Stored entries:

## BEGIN

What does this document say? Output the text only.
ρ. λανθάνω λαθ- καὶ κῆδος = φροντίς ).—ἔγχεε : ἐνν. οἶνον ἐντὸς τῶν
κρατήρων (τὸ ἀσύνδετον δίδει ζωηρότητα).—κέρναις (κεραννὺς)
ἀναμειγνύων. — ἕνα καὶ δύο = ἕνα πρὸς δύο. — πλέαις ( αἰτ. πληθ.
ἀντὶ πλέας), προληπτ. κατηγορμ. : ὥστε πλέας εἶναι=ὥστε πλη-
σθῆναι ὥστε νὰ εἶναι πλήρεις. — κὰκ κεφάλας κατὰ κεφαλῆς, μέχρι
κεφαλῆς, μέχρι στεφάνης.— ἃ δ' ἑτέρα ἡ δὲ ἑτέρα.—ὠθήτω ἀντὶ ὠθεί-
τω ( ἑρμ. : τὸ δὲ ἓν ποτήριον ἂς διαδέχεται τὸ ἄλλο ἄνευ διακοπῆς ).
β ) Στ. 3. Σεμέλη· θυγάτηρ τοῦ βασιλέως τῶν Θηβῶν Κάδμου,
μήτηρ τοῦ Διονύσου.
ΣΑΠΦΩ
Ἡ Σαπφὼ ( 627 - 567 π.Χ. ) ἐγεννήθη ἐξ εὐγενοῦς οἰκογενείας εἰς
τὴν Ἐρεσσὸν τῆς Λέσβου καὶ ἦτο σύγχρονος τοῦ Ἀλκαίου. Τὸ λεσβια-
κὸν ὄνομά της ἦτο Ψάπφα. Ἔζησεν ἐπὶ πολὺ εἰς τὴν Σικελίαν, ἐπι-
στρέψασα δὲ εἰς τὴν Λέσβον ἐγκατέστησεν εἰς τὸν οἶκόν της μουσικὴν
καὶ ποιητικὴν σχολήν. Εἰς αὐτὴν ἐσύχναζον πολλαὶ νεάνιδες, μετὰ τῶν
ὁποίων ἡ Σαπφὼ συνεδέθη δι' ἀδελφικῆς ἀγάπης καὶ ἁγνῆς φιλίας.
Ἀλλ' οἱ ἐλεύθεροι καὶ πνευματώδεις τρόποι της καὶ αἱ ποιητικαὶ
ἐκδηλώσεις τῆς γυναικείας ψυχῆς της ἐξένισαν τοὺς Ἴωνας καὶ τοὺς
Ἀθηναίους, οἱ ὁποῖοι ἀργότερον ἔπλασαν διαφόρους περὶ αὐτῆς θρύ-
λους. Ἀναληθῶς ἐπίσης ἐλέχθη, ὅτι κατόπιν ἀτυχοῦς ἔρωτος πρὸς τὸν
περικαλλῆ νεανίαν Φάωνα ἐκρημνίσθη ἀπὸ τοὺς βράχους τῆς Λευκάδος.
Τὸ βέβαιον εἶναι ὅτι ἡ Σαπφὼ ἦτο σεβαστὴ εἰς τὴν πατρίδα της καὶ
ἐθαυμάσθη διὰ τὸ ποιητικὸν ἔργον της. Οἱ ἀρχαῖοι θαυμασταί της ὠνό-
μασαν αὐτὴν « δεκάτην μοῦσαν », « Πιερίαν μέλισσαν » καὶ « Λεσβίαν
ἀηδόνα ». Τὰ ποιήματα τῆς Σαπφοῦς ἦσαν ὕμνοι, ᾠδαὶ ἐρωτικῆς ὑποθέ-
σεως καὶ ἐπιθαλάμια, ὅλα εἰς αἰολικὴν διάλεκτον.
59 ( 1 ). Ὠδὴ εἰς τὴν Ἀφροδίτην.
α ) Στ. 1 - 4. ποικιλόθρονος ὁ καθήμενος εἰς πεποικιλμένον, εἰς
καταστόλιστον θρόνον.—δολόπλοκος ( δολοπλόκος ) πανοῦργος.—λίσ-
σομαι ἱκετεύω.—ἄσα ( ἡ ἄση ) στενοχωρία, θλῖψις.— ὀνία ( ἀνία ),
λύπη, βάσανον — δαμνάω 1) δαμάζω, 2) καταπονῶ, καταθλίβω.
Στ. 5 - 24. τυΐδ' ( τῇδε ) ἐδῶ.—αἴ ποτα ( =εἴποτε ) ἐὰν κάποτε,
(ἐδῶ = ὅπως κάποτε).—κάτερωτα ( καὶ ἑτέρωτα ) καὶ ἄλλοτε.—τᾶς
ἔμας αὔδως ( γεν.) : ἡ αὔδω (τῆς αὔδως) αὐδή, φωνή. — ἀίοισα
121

## END

--- Exercise prompt ---
Copy the records above exactly.

--- Correct response ---
What does this document say? Output the text only.
ρ. λανθάνω λαθ- καὶ κῆδος = φροντίς ).—ἔγχεε : ἐνν. οἶνον ἐντὸς τῶν
κρατήρων (τὸ ἀσύνδετον δίδει ζωηρότητα).—κέρναις (κεραννὺς)
ἀναμειγνύων. — ἕνα καὶ δύο = ἕνα πρὸς δύο. — πλέαις ( αἰτ. πληθ.
ἀντὶ πλέας), προληπτ. κατηγορμ. : ὥστε πλέας εἶναι=ὥστε πλη-
σθῆναι ὥστε νὰ εἶναι πλήρεις. — κὰκ κεφάλας κατὰ κεφαλῆς, μέχρι
κεφαλῆς, μέχρι στεφάνης.— ἃ δ' ἑτέρα ἡ δὲ ἑτέρα.—ὠθήτω ἀντὶ ὠθεί-
τω ( ἑρμ. : τὸ δὲ ἓν ποτήριον ἂς διαδέχεται τὸ ἄλλο ἄνευ διακοπῆς ).
β ) Στ. 3. Σεμέλη· θυγάτηρ τοῦ βασιλέως τῶν Θηβῶν Κάδμου,
μήτηρ τοῦ Διονύσου.
ΣΑΠΦΩ
Ἡ Σαπφὼ ( 627 - 567 π.Χ. ) ἐγεννήθη ἐξ εὐγενοῦς οἰκογενείας εἰς
τὴν Ἐρεσσὸν τῆς Λέσβου καὶ ἦτο σύγχρονος τοῦ Ἀλκαίου. Τὸ λεσβια-
κὸν ὄνομά της ἦτο Ψάπφα. Ἔζησεν ἐπὶ πολὺ εἰς τὴν Σικελίαν, ἐπι-
στρέψασα δὲ εἰς τὴν Λέσβον ἐγκατέστησεν εἰς τὸν οἶκόν της μουσικὴν
καὶ ποιητικὴν σχολήν. Εἰς αὐτὴν ἐσύχναζον πολλαὶ νεάνιδες, μετὰ τῶν
ὁποίων ἡ Σαπφὼ συνεδέθη δι' ἀδελφικῆς ἀγάπης καὶ ἁγνῆς φιλίας.
Ἀλλ' οἱ ἐλεύθεροι καὶ πνευματώδεις τρόποι της καὶ αἱ ποιητικαὶ
ἐκδηλώσεις τῆς γυναικείας ψυχῆς της ἐξένισαν τοὺς Ἴωνας καὶ τοὺς
Ἀθηναίους, οἱ ὁποῖοι ἀργότερον ἔπλασαν διαφόρους περὶ αὐτῆς θρύ-
λους. Ἀναληθῶς ἐπίσης ἐλέχθη, ὅτι κατόπιν ἀτυχοῦς ἔρωτος πρὸς τὸν
περικαλλῆ νεανίαν Φάωνα ἐκρημνίσθη ἀπὸ τοὺς βράχους τῆς Λευκάδος.
Τὸ βέβαιον εἶναι ὅτι ἡ Σαπφὼ ἦτο σεβαστὴ εἰς τὴν πατρίδα της καὶ
ἐθαυμάσθη διὰ τὸ ποιητικὸν ἔργον της. Οἱ ἀρχαῖοι θαυμασταί της ὠνό-
μασαν αὐτὴν « δεκάτην μοῦσαν », « Πιερίαν μέλισσαν » καὶ « Λεσβίαν
ἀηδόνα ». Τὰ ποιήματα τῆς Σαπφοῦς ἦσαν ὕμνοι, ᾠδαὶ ἐρωτικῆς ὑποθέ-
σεως καὶ ἐπιθαλάμια, ὅλα εἰς αἰολικὴν διάλεκτον.
59 ( 1 ). Ὠδὴ εἰς τὴν Ἀφροδίτην.
α ) Στ. 1 - 4. ποικιλόθρονος ὁ καθήμενος εἰς πεποικιλμένον, εἰς
καταστόλιστον θρόνον.—δολόπλοκος ( δολοπλόκος ) πανοῦργος.—λίσ-
σομαι ἱκετεύω.—ἄσα ( ἡ ἄση ) στενοχωρία, θλῖψις.— ὀνία ( ἀνία ),
λύπη, βάσανον — δαμνάω 1) δαμάζω, 2) καταπονῶ, καταθλίβω.
Στ. 5 - 24. τυΐδ' ( τῇδε ) ἐδῶ.—αἴ ποτα ( =εἴποτε ) ἐὰν κάποτε,
(ἐδῶ = ὅπως κάποτε).—κάτερωτα ( καὶ ἑτέρωτα ) καὶ ἄλλοτε.—τᾶς
ἔμας αὔδως ( γεν.) : ἡ αὔδω (τῆς αὔδως) αὐδή, φωνή. — ἀίοισα
121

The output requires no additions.